Stored items
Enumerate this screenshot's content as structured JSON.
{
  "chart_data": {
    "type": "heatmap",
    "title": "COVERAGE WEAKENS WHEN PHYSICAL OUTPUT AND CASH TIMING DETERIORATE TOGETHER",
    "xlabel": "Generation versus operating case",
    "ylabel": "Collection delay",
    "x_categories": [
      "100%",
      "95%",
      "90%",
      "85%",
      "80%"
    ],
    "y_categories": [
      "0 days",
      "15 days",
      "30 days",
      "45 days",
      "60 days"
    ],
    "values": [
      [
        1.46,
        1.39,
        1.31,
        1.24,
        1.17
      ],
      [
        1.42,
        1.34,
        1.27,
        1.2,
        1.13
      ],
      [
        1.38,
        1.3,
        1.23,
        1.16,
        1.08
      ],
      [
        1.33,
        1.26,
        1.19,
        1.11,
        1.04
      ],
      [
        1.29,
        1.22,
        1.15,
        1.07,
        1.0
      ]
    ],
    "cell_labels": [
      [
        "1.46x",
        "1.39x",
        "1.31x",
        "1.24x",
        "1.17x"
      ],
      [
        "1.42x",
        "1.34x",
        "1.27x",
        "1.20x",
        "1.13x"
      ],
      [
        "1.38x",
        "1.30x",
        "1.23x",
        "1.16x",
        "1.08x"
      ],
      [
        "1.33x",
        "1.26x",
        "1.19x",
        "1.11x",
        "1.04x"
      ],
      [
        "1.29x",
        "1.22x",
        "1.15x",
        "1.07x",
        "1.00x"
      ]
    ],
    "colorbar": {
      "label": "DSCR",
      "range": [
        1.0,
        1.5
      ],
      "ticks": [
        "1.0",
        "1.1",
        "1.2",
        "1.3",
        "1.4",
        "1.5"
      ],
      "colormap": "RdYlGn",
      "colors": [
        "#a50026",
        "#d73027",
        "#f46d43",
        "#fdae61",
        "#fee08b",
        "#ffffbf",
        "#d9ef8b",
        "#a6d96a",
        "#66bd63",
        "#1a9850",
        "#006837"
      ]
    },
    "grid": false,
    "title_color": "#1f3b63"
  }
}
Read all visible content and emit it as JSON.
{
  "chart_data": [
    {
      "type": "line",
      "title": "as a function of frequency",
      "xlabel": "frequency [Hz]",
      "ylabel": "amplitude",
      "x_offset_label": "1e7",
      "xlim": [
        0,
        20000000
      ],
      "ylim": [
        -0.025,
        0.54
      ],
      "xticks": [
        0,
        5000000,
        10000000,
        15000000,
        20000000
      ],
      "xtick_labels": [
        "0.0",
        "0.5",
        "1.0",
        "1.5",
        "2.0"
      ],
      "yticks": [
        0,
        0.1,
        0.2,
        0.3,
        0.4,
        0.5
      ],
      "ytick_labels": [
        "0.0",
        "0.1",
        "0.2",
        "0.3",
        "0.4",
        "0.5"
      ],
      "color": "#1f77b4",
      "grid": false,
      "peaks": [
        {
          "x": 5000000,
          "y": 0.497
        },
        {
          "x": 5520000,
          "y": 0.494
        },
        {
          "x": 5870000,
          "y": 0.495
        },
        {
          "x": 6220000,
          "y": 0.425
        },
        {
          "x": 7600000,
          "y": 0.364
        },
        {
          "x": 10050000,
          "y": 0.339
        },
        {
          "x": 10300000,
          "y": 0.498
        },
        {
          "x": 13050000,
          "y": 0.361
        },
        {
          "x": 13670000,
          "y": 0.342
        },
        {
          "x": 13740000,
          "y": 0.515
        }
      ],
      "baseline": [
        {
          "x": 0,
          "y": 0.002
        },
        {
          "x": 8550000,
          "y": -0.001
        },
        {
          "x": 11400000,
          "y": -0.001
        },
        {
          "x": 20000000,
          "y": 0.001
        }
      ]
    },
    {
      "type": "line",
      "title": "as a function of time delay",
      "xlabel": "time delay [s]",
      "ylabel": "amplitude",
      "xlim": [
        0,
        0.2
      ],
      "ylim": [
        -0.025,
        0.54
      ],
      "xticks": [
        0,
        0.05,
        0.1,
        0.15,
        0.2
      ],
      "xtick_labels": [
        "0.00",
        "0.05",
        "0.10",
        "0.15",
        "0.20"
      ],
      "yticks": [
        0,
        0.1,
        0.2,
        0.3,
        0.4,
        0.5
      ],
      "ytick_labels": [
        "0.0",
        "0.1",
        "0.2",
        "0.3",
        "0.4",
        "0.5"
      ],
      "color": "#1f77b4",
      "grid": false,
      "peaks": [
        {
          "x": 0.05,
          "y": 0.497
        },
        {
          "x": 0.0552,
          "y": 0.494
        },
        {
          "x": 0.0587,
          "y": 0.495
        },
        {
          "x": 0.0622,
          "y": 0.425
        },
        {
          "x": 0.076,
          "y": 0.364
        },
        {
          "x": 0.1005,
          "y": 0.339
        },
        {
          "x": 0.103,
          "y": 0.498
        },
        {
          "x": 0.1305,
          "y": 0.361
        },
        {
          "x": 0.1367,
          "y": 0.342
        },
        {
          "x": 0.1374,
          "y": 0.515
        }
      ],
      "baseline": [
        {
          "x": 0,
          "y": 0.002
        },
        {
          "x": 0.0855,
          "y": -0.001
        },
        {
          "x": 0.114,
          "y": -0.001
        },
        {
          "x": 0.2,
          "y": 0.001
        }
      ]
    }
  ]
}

◆ **WHAT YOU NEED TO DO**: Exact output of every entry is required.

◆ **WRITTEN SOLUTION**:
Enumerate this screenshot's content as structured JSON.
{
  "chart_data": {
    "type": "heatmap",
    "title": "COVERAGE WEAKENS WHEN PHYSICAL OUTPUT AND CASH TIMING DETERIORATE TOGETHER",
    "xlabel": "Generation versus operating case",
    "ylabel": "Collection delay",
    "x_categories": [
      "100%",
      "95%",
      "90%",
      "85%",
      "80%"
    ],
    "y_categories": [
      "0 days",
      "15 days",
      "30 days",
      "45 days",
      "60 days"
    ],
    "values": [
      [
        1.46,
        1.39,
        1.31,
        1.24,
        1.17
      ],
      [
        1.42,
        1.34,
        1.27,
        1.2,
        1.13
      ],
      [
        1.38,
        1.3,
        1.23,
        1.16,
        1.08
      ],
      [
        1.33,
        1.26,
        1.19,
        1.11,
        1.04
      ],
      [
        1.29,
        1.22,
        1.15,
        1.07,
        1.0
      ]
    ],
    "cell_labels": [
      [
        "1.46x",
        "1.39x",
        "1.31x",
        "1.24x",
        "1.17x"
      ],
      [
        "1.42x",
        "1.34x",
        "1.27x",
        "1.20x",
        "1.13x"
      ],
      [
        "1.38x",
        "1.30x",
        "1.23x",
        "1.16x",
        "1.08x"
      ],
      [
        "1.33x",
        "1.26x",
        "1.19x",
        "1.11x",
        "1.04x"
      ],
      [
        "1.29x",
        "1.22x",
        "1.15x",
        "1.07x",
        "1.00x"
      ]
    ],
    "colorbar": {
      "label": "DSCR",
      "range": [
        1.0,
        1.5
      ],
      "ticks": [
        "1.0",
        "1.1",
        "1.2",
        "1.3",
        "1.4",
        "1.5"
      ],
      "colormap": "RdYlGn",
      "colors": [
        "#a50026",
        "#d73027",
        "#f46d43",
        "#fdae61",
        "#fee08b",
        "#ffffbf",
        "#d9ef8b",
        "#a6d96a",
        "#66bd63",
        "#1a9850",
        "#006837"
      ]
    },
    "grid": false,
    "title_color": "#1f3b63"
  }
}
Read all visible content and emit it as JSON.
{
  "chart_data": [
    {
      "type": "line",
      "title": "as a function of frequency",
      "xlabel": "frequency [Hz]",
      "ylabel": "amplitude",
      "x_offset_label": "1e7",
      "xlim": [
        0,
        20000000
      ],
      "ylim": [
        -0.025,
        0.54
      ],
      "xticks": [
        0,
        5000000,
        10000000,
        15000000,
        20000000
      ],
      "xtick_labels": [
        "0.0",
        "0.5",
        "1.0",
        "1.5",
        "2.0"
      ],
      "yticks": [
        0,
        0.1,
        0.2,
        0.3,
        0.4,
        0.5
      ],
      "ytick_labels": [
        "0.0",
        "0.1",
        "0.2",
        "0.3",
        "0.4",
        "0.5"
      ],
      "color": "#1f77b4",
      "grid": false,
      "peaks": [
        {
          "x": 5000000,
          "y": 0.497
        },
        {
          "x": 5520000,
          "y": 0.494
        },
        {
          "x": 5870000,
          "y": 0.495
        },
        {
          "x": 6220000,
          "y": 0.425
        },
        {
          "x": 7600000,
          "y": 0.364
        },
        {
          "x": 10050000,
          "y": 0.339
        },
        {
          "x": 10300000,
          "y": 0.498
        },
        {
          "x": 13050000,
          "y": 0.361
        },
        {
          "x": 13670000,
          "y": 0.342
        },
        {
          "x": 13740000,
          "y": 0.515
        }
      ],
      "baseline": [
        {
          "x": 0,
          "y": 0.002
        },
        {
          "x": 8550000,
          "y": -0.001
        },
        {
          "x": 11400000,
          "y": -0.001
        },
        {
          "x": 20000000,
          "y": 0.001
        }
      ]
    },
    {
      "type": "line",
      "title": "as a function of time delay",
      "xlabel": "time delay [s]",
      "ylabel": "amplitude",
      "xlim": [
        0,
        0.2
      ],
      "ylim": [
        -0.025,
        0.54
      ],
      "xticks": [
        0,
        0.05,
        0.1,
        0.15,
        0.2
      ],
      "xtick_labels": [
        "0.00",
        "0.05",
        "0.10",
        "0.15",
        "0.20"
      ],
      "yticks": [
        0,
        0.1,
        0.2,
        0.3,
        0.4,
        0.5
      ],
      "ytick_labels": [
        "0.0",
        "0.1",
        "0.2",
        "0.3",
        "0.4",
        "0.5"
      ],
      "color": "#1f77b4",
      "grid": false,
      "peaks": [
        {
          "x": 0.05,
          "y": 0.497
        },
        {
          "x": 0.0552,
          "y": 0.494
        },
        {
          "x": 0.0587,
          "y": 0.495
        },
        {
          "x": 0.0622,
          "y": 0.425
        },
        {
          "x": 0.076,
          "y": 0.364
        },
        {
          "x": 0.1005,
          "y": 0.339
        },
        {
          "x": 0.103,
          "y": 0.498
        },
        {
          "x": 0.1305,
          "y": 0.361
        },
        {
          "x": 0.1367,
          "y": 0.342
        },
        {
          "x": 0.1374,
          "y": 0.515
        }
      ],
      "baseline": [
        {
          "x": 0,
          "y": 0.002
        },
        {
          "x": 0.0855,
          "y": -0.001
        },
        {
          "x": 0.114,
          "y": -0.001
        },
        {
          "x": 0.2,
          "y": 0.001
        }
      ]
    }
  ]
}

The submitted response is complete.